Collect all the lines that mention the word "прежде".

Records excerpted from a collection:
────────────────────────────────────────
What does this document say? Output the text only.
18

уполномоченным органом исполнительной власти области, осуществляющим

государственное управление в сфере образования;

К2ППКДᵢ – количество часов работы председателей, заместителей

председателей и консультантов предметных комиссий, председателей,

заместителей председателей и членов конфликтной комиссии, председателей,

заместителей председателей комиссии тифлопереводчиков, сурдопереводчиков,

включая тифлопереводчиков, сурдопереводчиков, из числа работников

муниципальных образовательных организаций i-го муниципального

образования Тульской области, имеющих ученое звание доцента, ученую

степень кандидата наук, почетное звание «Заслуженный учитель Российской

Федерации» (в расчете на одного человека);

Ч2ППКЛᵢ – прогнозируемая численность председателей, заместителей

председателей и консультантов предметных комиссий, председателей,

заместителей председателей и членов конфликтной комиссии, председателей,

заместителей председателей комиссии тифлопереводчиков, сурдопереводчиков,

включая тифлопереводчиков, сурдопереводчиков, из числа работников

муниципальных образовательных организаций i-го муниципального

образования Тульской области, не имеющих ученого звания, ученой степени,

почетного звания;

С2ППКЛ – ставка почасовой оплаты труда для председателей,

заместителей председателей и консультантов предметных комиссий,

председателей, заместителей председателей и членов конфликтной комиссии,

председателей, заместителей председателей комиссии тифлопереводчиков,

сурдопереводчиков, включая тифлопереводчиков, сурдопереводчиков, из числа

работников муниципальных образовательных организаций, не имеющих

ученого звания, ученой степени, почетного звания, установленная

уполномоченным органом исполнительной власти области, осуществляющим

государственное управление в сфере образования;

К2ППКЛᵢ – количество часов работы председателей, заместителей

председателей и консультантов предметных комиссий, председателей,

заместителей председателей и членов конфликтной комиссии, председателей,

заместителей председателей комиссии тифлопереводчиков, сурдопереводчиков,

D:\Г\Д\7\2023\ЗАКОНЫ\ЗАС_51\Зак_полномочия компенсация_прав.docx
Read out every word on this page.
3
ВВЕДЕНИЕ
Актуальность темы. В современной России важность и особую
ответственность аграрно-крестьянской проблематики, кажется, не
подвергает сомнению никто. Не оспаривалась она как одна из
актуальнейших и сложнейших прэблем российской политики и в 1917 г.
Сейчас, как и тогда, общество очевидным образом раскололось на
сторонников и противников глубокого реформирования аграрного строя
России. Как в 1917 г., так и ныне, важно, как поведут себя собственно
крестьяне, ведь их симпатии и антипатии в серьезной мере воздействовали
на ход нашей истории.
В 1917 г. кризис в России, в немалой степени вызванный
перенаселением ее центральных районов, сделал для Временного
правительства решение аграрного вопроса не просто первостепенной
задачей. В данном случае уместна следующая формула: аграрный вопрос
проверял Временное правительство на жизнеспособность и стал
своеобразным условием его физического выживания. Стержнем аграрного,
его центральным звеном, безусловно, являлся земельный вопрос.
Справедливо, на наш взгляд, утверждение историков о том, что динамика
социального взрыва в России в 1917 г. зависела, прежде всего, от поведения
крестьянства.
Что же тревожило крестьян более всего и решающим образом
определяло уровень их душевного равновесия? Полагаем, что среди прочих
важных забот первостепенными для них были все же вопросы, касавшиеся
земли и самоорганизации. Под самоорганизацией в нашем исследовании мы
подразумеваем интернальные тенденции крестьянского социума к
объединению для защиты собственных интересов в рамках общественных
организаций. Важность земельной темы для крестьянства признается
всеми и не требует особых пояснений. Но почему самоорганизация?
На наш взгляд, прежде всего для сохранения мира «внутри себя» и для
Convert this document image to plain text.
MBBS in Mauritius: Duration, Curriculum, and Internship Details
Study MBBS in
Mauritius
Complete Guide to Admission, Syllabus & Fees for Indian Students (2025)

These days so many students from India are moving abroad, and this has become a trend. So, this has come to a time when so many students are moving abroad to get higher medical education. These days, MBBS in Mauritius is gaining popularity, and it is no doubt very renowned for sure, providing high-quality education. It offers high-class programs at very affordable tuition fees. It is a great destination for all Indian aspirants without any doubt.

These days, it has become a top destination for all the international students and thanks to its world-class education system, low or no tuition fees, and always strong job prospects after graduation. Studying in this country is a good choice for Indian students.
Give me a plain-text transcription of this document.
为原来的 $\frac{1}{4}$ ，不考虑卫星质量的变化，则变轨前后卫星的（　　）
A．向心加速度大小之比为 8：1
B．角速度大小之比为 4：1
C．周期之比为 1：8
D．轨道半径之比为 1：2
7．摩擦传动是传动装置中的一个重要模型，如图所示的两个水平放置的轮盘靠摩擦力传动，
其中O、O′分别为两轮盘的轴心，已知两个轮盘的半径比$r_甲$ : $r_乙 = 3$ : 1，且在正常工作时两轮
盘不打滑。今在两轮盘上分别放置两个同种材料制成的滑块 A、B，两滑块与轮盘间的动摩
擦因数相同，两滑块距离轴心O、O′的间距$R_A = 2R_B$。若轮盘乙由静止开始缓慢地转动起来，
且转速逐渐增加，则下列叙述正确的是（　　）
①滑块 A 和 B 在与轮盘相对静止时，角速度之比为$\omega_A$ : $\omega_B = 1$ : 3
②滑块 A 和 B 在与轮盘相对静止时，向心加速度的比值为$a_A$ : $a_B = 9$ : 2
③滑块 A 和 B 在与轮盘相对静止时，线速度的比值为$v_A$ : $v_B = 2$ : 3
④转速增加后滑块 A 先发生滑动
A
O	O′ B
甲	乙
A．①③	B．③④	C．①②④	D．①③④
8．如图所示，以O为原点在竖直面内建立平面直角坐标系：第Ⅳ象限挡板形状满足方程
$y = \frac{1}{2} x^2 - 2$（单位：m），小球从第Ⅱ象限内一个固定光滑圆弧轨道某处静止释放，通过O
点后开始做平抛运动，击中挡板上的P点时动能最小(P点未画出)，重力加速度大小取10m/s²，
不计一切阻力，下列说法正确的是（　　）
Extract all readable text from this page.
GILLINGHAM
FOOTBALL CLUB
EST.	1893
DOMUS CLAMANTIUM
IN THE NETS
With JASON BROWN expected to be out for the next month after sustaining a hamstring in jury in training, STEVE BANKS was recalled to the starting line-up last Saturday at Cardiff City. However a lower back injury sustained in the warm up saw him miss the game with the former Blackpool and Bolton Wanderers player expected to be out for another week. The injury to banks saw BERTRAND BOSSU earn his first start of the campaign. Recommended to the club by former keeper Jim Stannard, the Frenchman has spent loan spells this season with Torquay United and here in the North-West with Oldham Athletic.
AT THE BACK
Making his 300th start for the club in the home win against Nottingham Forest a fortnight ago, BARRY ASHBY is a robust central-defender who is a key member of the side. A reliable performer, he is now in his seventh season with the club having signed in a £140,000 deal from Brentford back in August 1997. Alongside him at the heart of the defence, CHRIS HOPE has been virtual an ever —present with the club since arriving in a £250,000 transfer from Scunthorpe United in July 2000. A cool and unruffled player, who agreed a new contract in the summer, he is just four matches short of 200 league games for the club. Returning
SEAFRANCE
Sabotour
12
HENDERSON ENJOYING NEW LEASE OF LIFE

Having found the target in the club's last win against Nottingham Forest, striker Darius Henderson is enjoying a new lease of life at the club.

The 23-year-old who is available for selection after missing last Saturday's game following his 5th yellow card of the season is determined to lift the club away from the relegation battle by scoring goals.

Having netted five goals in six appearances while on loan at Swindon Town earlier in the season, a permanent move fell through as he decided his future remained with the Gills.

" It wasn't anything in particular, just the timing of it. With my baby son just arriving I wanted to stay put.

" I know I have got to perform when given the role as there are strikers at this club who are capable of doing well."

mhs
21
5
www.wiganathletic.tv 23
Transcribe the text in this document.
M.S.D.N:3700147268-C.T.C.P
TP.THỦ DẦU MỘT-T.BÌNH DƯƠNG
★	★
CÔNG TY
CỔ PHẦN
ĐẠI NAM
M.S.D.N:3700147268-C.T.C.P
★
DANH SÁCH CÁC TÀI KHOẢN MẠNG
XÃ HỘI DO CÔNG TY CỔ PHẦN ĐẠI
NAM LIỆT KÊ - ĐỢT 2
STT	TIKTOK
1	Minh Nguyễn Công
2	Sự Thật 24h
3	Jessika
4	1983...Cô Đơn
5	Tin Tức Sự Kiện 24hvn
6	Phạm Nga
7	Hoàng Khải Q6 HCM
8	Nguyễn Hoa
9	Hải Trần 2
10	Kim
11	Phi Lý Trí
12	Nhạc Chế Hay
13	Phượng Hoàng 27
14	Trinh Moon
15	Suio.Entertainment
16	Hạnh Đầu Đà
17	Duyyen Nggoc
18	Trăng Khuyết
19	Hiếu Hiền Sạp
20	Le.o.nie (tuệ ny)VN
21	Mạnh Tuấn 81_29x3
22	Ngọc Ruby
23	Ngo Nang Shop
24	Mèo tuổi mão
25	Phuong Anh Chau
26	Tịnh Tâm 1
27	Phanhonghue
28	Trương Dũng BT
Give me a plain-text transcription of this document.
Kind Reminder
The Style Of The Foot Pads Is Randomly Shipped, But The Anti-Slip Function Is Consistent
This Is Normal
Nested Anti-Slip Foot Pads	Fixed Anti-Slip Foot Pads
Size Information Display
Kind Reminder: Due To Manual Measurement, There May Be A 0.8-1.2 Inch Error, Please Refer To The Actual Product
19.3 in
────────────────────────────────────────
▶ **Response to the task**
социального взрыва в России в 1917 г. зависела, прежде всего, от поведения
На наш взгляд, прежде всего для сохранения мира «внутри себя» и для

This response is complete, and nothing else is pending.